What needs to be done: Check each line of the records below for the word "this" and copy those where it appears.

[Part of a data file]
..........

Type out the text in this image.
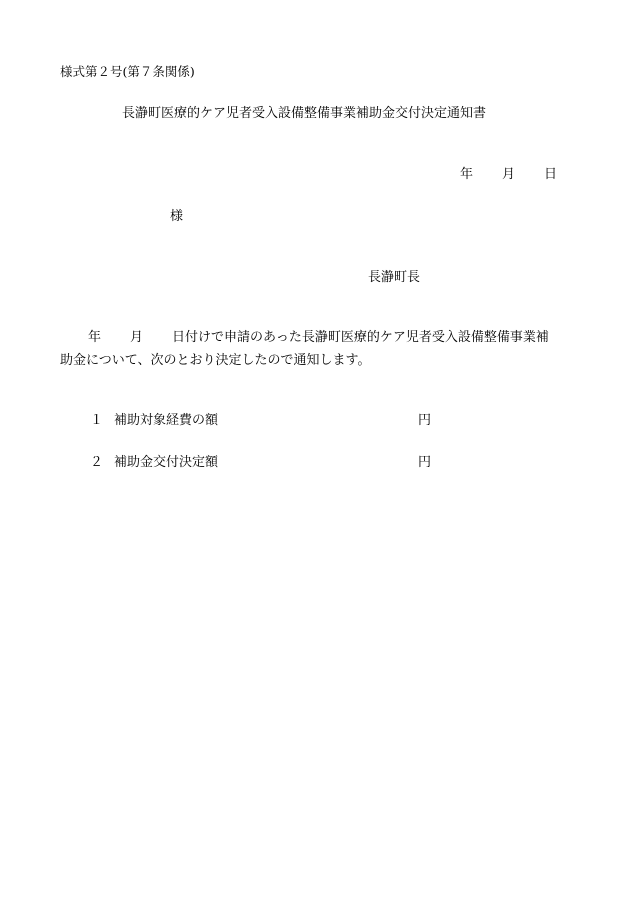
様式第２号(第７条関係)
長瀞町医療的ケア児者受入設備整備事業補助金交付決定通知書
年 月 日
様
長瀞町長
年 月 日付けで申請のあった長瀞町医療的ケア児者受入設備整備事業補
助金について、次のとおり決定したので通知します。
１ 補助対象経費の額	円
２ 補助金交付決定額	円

..........

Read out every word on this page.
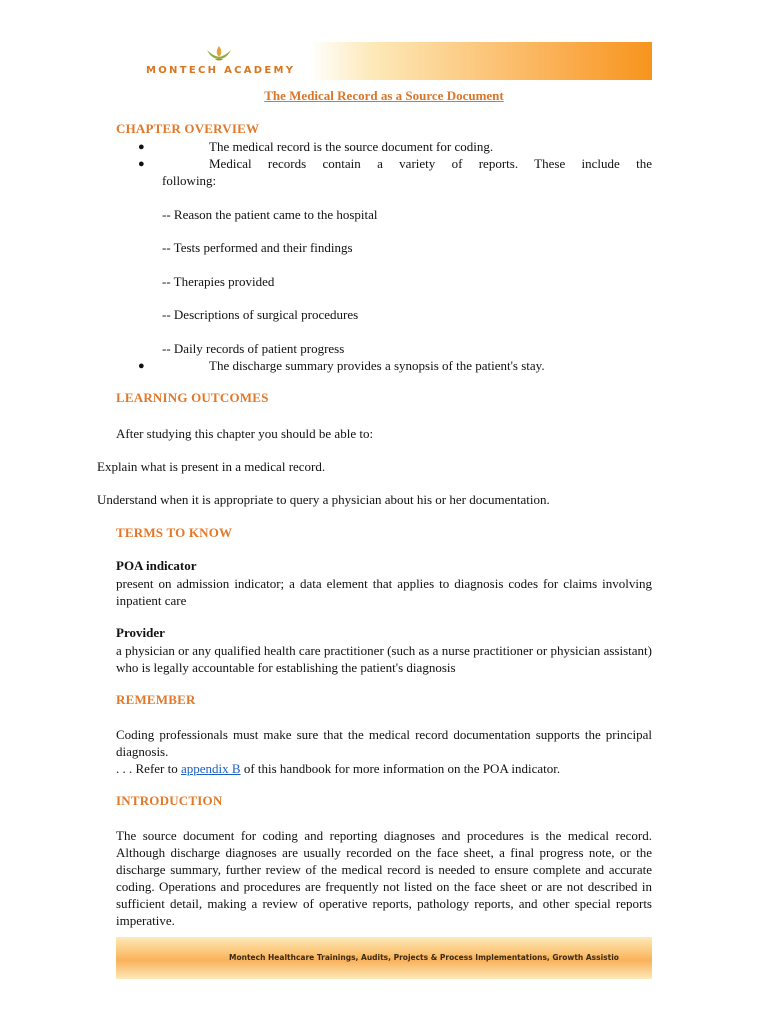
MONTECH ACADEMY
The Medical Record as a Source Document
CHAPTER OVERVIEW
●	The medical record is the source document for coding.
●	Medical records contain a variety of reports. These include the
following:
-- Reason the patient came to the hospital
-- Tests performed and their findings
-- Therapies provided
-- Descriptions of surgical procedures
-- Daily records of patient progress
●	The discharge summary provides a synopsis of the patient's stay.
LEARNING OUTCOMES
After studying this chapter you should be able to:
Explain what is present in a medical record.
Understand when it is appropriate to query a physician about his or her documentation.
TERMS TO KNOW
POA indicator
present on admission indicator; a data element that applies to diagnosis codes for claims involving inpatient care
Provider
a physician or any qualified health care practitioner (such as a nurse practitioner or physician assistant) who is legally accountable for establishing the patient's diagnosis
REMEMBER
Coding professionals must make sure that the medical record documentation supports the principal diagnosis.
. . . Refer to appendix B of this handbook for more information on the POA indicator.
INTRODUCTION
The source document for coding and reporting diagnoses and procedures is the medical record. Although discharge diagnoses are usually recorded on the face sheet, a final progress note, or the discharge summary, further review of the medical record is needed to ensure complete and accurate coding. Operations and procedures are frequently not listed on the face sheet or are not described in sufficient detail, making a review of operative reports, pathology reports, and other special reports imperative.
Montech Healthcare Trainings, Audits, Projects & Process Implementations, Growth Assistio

..........

Problem solution:
Type out the text in this image.
Read out every word on this page.
After studying this chapter you should be able to:
. . . Refer to appendix B of this handbook for more information on the POA indicator.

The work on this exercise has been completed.